- [SHORT TASK]
Lines containing the string "nhận" are to be counted; report the number and nothing more.

======== DATA IN THIS EXERCISE ========

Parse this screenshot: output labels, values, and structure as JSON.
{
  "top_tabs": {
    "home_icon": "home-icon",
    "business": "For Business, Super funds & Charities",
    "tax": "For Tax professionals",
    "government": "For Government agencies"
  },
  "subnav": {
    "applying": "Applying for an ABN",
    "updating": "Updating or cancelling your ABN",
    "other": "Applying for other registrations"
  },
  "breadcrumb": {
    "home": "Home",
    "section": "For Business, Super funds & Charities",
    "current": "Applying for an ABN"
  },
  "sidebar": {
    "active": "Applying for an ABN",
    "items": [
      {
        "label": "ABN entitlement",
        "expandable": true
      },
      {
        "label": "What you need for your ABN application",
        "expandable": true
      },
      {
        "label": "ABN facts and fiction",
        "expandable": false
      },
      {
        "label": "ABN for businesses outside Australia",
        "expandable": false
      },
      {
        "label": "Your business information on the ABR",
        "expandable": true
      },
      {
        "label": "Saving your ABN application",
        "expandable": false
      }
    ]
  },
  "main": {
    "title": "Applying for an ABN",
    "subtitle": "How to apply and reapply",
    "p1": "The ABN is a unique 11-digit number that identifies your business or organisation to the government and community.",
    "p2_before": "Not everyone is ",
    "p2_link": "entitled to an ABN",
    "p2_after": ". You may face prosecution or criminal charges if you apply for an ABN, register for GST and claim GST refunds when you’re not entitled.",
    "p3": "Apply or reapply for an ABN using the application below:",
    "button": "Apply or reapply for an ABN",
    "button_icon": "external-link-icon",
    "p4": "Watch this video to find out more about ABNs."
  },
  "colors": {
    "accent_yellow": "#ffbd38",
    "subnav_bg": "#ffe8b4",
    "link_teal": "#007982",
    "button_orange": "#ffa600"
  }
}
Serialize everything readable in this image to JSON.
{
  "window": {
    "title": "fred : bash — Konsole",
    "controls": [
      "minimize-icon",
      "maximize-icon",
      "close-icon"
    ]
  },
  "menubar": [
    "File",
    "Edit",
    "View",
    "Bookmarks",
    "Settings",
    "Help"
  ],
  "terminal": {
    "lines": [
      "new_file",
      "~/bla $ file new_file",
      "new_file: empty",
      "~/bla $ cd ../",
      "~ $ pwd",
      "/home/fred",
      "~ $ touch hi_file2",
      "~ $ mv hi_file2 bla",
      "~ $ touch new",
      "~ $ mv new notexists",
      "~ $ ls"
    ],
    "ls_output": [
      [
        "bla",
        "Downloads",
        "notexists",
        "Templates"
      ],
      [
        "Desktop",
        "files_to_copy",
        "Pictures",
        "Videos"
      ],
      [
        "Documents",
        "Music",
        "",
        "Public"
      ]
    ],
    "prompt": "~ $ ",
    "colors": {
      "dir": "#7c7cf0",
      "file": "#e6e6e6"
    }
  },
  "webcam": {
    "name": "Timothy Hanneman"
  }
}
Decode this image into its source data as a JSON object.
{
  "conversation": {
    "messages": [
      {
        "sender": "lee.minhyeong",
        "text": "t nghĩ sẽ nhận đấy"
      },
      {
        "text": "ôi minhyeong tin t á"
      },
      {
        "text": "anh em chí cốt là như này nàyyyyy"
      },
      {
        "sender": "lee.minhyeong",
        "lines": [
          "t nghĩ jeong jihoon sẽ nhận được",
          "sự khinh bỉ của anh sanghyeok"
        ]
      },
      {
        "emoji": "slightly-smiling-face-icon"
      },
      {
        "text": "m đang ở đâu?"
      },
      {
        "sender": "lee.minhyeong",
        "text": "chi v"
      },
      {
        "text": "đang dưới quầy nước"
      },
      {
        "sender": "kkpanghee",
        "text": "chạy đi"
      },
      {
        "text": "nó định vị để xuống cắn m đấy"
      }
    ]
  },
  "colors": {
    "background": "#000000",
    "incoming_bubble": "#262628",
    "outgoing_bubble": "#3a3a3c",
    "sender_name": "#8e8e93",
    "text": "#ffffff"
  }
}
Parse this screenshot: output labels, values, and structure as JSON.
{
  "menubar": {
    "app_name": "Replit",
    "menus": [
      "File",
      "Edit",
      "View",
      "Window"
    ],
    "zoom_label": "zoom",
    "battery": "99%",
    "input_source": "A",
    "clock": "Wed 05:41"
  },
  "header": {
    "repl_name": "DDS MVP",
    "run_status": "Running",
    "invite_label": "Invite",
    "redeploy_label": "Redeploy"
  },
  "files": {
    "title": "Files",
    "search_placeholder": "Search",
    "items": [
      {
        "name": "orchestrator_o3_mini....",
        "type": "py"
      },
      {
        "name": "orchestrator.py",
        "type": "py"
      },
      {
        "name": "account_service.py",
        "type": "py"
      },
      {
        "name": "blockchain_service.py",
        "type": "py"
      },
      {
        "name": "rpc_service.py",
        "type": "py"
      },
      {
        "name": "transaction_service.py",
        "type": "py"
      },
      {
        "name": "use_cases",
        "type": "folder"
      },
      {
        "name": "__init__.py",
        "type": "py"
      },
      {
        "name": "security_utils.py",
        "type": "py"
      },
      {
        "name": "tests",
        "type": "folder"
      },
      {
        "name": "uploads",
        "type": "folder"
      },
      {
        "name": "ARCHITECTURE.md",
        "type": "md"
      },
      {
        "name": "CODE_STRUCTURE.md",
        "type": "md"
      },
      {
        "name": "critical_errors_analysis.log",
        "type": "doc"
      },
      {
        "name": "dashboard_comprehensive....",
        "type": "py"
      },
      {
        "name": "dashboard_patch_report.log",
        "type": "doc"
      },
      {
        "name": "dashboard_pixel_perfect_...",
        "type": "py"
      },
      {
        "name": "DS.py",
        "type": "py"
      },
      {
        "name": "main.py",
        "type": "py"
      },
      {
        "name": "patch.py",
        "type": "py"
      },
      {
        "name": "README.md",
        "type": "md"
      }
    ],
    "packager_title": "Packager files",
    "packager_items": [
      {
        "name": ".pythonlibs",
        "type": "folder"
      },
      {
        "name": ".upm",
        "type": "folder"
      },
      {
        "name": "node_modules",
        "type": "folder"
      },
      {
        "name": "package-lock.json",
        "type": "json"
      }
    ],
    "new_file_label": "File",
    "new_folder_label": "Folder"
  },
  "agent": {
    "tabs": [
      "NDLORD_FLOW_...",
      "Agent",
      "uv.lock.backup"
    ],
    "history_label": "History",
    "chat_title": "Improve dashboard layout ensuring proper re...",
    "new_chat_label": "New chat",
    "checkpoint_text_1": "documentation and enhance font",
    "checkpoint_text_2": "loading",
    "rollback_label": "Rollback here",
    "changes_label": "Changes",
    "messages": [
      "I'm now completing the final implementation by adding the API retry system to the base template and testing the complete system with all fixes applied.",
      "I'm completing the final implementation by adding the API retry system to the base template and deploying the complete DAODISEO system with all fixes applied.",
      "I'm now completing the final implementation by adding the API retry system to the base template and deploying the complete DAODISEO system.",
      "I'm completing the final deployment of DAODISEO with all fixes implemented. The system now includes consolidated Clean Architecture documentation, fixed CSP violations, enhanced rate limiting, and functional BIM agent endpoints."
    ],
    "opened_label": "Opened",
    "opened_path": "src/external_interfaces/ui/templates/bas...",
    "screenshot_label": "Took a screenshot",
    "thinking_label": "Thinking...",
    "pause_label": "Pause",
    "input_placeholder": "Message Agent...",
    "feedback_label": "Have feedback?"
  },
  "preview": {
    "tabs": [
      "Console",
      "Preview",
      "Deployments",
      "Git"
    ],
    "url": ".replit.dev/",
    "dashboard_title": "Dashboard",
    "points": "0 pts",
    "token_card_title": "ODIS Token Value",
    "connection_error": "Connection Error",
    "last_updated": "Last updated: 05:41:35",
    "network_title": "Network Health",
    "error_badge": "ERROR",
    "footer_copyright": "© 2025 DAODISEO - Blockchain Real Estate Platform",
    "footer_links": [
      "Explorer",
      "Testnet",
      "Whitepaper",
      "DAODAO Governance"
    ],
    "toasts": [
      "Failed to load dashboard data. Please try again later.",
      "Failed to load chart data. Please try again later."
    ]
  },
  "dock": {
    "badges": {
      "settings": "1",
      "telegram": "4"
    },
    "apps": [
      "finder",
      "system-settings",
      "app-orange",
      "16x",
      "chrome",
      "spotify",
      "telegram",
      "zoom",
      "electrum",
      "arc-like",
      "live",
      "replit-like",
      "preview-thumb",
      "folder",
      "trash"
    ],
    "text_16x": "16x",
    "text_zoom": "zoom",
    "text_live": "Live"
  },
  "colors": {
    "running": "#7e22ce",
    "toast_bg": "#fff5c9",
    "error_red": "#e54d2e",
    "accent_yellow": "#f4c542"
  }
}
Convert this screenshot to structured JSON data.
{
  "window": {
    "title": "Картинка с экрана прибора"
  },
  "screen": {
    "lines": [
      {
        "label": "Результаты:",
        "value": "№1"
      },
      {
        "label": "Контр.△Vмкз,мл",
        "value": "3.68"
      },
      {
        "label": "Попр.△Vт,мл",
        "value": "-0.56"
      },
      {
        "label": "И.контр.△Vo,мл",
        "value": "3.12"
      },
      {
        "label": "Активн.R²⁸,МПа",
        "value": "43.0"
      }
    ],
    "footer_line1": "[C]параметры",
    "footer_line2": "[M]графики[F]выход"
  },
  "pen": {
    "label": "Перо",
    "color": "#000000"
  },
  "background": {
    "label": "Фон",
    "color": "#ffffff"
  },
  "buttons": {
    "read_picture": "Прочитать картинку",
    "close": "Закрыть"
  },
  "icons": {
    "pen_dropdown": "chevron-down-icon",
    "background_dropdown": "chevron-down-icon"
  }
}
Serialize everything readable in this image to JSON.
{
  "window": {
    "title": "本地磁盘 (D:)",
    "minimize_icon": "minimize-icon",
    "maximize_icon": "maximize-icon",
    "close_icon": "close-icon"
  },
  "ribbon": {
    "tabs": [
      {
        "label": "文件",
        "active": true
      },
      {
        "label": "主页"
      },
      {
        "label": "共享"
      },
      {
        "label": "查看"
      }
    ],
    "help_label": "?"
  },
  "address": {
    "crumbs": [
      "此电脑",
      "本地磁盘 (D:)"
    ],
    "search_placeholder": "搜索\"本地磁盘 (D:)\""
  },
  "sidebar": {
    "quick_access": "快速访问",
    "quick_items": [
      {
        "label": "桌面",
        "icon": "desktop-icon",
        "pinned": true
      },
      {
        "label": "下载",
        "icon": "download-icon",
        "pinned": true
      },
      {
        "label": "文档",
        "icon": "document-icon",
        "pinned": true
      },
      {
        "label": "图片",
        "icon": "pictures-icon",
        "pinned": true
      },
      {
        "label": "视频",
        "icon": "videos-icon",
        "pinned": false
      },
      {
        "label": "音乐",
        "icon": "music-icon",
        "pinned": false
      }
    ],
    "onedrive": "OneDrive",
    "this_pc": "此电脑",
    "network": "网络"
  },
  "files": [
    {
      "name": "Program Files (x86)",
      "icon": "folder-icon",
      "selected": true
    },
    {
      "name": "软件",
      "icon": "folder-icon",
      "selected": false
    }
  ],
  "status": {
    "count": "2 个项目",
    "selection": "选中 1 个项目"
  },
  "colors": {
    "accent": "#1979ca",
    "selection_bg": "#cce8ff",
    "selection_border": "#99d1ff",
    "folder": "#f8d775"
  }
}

========

- [ANSWER BELOW]
2